* What needs to be done: Filter these entries so that only lines with the word "marker" remain.

* Materials provided:
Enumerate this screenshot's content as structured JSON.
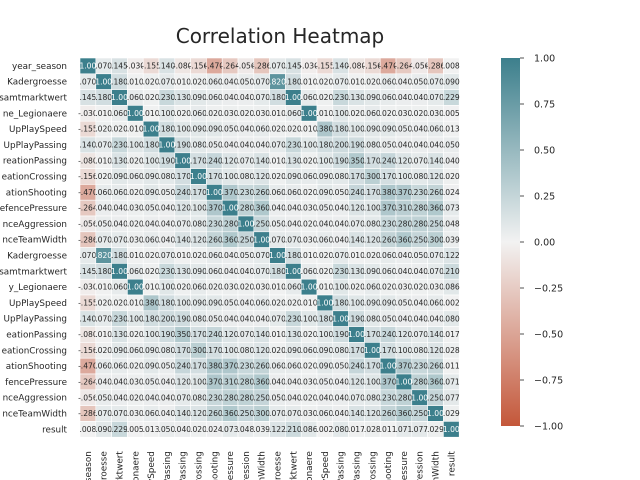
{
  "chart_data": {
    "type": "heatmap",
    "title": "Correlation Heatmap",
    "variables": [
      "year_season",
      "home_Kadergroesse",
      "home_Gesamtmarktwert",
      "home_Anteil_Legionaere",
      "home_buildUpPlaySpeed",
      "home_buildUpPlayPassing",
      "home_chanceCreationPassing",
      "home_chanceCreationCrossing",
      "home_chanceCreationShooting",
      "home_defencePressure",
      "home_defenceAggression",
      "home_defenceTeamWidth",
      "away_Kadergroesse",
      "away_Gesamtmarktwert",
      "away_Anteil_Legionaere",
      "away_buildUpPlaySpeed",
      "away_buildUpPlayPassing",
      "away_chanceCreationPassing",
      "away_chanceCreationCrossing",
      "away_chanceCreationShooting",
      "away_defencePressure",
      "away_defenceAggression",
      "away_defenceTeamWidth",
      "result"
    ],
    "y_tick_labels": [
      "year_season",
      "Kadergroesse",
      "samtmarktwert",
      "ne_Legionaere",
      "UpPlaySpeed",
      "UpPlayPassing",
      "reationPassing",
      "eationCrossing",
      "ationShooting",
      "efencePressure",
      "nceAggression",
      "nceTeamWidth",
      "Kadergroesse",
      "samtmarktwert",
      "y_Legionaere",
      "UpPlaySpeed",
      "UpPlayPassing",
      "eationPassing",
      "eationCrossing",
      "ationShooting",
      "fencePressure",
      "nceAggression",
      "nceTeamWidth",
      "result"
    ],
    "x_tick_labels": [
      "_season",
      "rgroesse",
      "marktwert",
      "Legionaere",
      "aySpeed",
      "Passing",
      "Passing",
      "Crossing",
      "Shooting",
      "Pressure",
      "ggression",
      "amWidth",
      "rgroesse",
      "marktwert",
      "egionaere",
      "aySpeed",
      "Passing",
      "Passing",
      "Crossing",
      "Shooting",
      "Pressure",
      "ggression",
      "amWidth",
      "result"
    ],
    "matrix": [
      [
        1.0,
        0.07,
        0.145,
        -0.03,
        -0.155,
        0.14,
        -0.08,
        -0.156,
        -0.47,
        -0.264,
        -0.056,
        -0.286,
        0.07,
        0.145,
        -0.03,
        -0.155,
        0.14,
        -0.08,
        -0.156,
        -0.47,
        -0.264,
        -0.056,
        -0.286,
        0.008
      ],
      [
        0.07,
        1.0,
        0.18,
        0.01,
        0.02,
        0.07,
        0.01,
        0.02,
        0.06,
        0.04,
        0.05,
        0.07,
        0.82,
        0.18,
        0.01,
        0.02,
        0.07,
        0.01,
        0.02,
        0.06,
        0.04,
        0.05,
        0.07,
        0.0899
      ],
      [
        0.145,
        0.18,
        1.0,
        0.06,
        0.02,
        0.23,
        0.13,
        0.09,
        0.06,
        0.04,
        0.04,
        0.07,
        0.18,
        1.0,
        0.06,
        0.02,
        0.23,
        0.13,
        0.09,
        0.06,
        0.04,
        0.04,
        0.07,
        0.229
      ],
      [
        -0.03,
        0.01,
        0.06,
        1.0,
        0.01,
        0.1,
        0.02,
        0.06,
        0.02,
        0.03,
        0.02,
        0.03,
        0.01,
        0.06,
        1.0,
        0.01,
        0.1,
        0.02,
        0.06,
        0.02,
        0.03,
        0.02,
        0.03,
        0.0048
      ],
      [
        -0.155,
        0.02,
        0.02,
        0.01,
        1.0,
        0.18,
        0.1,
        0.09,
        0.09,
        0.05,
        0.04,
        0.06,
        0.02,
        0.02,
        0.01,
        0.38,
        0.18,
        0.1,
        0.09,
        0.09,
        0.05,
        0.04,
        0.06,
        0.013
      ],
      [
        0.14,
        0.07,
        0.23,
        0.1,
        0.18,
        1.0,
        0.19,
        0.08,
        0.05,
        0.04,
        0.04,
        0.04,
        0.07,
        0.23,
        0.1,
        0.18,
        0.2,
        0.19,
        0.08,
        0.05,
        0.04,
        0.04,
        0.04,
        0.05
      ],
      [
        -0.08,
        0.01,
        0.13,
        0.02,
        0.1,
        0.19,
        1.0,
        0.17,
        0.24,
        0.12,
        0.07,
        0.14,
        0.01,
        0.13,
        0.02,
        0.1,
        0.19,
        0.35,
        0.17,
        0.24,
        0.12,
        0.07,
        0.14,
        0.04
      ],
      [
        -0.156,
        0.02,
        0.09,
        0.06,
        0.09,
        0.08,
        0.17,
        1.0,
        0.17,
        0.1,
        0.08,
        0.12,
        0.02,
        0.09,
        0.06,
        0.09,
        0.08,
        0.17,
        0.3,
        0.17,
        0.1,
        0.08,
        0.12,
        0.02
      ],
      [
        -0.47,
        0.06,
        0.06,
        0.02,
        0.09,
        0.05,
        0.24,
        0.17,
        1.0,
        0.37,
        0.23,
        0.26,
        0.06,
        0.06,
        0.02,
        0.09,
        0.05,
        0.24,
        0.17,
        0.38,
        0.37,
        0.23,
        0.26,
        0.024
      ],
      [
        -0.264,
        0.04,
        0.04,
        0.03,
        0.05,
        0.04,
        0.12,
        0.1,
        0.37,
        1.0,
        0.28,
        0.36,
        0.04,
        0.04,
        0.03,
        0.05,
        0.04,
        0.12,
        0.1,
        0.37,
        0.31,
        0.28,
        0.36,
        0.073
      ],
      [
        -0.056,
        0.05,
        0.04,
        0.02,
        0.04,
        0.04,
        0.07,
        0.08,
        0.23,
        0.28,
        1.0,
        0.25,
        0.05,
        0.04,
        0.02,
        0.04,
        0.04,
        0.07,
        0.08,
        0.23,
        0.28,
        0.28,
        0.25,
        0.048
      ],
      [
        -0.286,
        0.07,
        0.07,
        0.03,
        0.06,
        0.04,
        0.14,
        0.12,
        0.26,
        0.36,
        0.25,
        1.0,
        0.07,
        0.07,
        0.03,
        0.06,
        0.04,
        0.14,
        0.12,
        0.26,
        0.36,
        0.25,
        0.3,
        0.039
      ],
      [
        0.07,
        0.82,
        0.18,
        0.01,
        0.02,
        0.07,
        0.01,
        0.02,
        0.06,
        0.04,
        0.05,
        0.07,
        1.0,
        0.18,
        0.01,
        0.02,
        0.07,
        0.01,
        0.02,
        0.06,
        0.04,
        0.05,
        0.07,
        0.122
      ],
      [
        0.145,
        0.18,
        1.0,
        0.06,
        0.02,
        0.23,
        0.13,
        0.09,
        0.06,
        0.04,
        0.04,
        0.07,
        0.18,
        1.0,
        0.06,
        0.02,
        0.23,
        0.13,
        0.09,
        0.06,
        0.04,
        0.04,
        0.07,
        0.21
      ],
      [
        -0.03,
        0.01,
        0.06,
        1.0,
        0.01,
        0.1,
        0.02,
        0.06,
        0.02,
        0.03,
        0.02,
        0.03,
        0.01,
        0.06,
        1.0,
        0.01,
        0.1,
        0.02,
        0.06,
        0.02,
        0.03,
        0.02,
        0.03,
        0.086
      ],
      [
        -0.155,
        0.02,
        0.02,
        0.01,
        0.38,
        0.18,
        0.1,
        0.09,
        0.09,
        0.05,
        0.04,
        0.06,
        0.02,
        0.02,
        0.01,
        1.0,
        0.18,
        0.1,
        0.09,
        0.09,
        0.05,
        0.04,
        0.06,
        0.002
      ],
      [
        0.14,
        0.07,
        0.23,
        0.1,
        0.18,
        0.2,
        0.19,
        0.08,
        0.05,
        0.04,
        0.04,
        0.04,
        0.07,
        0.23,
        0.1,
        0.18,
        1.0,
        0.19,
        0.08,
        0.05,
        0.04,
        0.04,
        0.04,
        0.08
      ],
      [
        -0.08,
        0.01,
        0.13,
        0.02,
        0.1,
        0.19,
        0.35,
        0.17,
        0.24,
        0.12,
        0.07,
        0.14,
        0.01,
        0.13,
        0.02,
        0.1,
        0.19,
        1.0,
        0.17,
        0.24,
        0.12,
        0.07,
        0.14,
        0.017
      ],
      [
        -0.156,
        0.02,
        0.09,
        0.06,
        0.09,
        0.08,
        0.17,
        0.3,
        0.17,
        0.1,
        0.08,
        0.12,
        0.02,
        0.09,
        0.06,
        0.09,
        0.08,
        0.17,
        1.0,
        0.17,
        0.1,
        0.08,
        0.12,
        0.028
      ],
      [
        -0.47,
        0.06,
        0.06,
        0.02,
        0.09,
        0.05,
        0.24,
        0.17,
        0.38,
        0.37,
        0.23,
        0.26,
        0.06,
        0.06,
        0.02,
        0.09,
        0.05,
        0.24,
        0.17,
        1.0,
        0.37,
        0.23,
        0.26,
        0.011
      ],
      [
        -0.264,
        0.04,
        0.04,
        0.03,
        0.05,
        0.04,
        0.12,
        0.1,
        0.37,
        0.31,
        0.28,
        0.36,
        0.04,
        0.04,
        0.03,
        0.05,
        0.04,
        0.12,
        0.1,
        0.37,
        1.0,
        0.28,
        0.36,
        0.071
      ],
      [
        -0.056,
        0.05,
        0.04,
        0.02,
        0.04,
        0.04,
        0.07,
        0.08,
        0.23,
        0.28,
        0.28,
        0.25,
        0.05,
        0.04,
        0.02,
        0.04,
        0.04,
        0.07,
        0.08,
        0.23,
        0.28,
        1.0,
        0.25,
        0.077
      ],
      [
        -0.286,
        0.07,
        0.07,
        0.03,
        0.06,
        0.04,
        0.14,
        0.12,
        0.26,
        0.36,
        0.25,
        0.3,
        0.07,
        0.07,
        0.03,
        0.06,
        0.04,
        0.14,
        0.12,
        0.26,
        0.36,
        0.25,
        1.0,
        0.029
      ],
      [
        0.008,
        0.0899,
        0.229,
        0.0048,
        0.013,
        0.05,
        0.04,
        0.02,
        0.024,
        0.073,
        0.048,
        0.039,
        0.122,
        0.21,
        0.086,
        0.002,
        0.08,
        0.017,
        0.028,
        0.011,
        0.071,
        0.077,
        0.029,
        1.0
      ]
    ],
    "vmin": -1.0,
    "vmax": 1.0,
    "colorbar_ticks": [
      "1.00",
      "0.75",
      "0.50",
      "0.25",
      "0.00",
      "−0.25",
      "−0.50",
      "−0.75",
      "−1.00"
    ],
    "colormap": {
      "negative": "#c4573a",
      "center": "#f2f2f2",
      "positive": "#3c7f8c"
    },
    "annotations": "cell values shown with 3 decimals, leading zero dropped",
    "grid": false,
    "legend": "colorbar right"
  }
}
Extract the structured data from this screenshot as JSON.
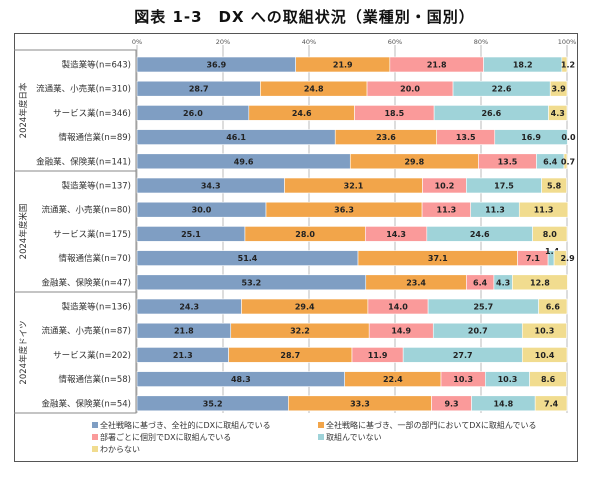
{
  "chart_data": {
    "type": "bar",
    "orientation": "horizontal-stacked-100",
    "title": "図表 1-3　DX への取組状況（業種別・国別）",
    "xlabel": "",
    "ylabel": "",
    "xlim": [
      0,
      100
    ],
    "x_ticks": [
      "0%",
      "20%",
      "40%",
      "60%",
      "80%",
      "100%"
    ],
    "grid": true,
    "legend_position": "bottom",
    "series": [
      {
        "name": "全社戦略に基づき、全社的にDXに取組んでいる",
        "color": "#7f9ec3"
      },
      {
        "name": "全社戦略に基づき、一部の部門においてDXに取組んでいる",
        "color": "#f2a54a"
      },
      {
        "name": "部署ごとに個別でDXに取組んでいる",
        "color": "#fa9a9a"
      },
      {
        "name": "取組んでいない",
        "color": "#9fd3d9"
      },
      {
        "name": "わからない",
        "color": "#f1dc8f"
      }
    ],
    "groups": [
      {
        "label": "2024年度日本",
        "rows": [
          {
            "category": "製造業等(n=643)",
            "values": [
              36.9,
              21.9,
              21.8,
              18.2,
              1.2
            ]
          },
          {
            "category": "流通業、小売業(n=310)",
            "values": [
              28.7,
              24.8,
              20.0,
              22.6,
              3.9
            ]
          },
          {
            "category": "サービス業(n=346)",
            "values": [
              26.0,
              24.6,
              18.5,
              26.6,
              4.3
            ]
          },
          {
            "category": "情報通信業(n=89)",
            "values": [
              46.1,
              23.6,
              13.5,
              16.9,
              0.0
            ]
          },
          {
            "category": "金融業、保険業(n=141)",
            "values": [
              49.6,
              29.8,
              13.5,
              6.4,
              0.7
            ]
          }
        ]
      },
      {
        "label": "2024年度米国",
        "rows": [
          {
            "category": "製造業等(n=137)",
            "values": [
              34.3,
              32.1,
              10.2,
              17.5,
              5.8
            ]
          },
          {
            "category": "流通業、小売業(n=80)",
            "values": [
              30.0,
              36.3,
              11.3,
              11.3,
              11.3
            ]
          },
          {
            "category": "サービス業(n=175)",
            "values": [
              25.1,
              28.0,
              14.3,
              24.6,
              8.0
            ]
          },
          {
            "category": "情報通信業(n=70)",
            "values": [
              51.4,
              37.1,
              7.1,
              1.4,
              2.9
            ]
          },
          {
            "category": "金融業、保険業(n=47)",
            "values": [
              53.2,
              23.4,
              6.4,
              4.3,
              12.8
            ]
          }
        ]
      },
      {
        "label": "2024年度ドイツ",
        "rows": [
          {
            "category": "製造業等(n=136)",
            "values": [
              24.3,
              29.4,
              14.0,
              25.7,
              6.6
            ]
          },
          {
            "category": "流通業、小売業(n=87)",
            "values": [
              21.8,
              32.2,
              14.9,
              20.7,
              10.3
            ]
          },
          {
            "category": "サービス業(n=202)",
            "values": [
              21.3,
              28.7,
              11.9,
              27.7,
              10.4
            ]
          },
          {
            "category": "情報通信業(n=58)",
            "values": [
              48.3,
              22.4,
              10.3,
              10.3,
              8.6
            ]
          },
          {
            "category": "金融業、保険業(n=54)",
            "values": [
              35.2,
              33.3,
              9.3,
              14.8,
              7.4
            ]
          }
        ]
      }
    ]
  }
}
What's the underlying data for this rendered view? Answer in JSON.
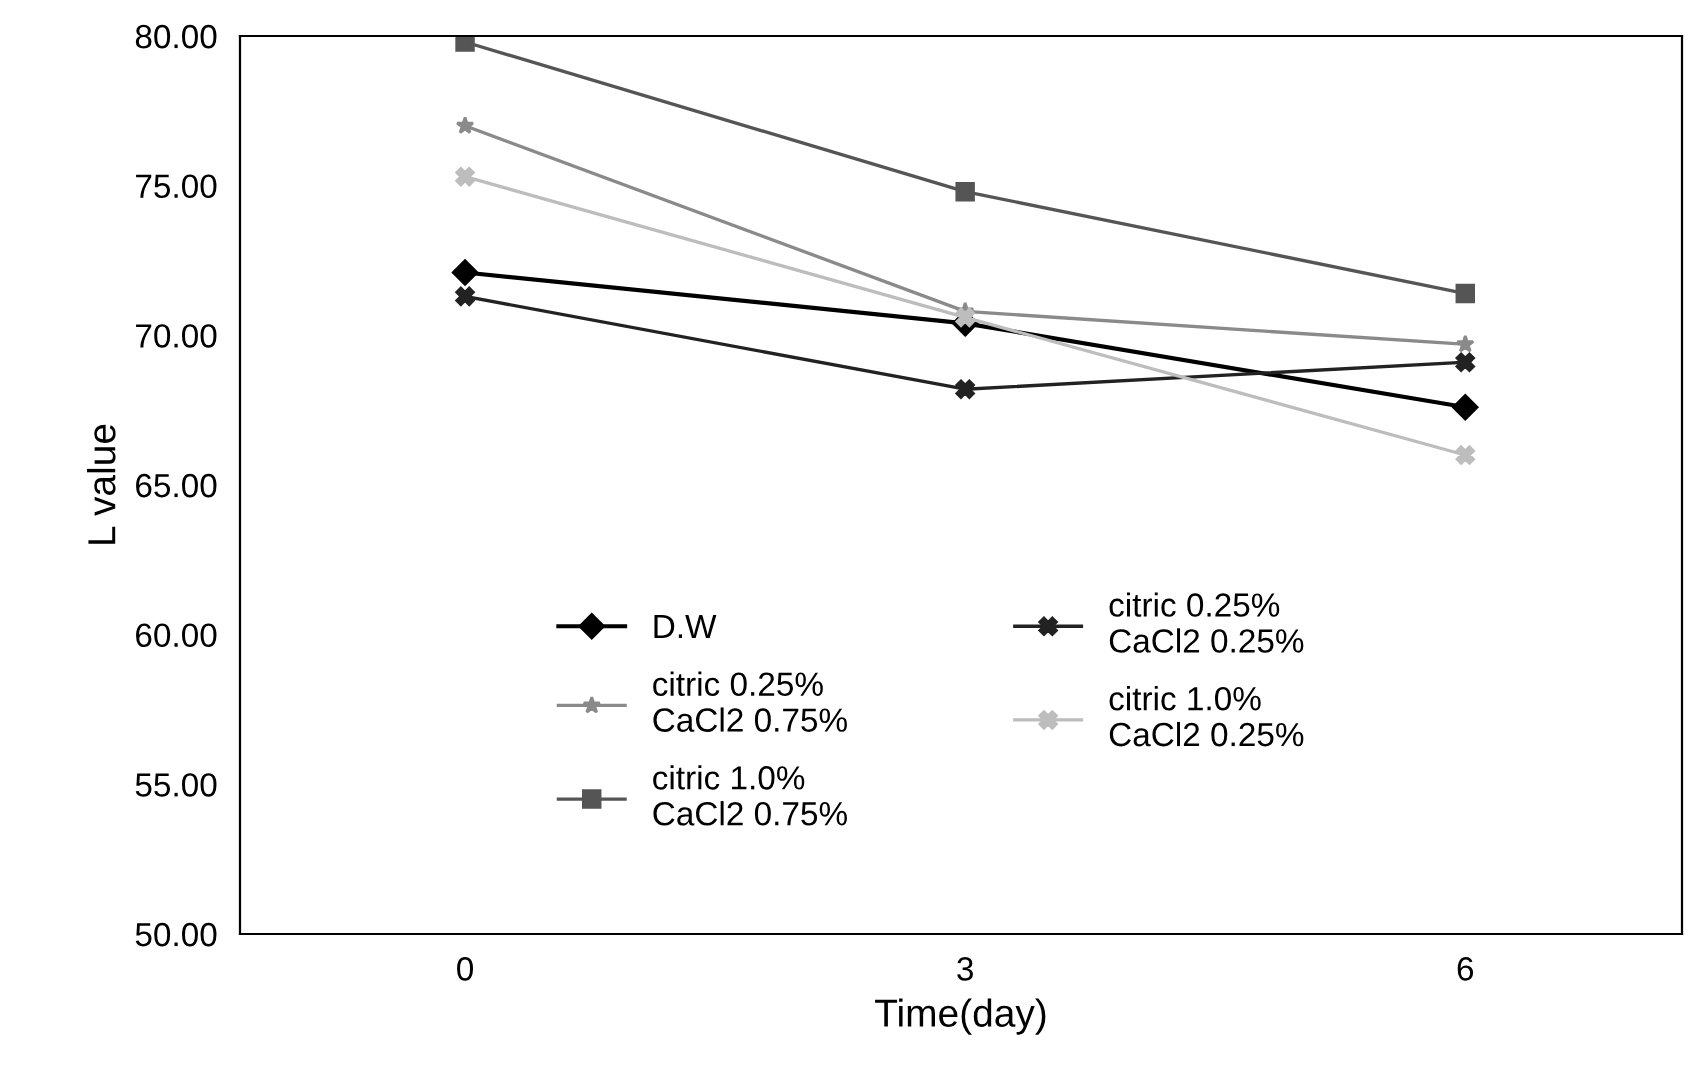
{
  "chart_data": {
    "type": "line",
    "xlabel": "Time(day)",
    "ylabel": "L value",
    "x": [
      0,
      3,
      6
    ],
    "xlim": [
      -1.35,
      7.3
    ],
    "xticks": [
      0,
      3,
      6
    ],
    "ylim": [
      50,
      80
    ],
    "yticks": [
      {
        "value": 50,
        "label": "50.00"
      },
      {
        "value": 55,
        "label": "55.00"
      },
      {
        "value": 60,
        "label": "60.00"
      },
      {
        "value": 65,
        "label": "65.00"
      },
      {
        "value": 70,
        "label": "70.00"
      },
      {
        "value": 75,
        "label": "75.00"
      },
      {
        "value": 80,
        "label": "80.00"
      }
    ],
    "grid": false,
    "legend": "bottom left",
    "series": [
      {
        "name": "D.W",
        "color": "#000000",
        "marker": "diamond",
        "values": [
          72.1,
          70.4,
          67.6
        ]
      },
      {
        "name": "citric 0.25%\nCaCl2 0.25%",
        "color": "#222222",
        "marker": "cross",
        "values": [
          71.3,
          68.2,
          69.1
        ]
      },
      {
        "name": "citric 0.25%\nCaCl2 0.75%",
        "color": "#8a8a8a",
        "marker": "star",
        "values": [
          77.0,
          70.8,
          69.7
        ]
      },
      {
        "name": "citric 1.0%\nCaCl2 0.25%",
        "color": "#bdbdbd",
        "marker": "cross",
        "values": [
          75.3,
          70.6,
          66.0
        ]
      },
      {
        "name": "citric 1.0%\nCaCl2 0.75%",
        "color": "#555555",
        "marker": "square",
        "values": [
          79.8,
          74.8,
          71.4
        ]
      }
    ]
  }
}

* Answer for this exercise:
        "marker": "diamond",
        "marker": "cross",
        "marker": "star",
        "marker": "cross",
        "marker": "square",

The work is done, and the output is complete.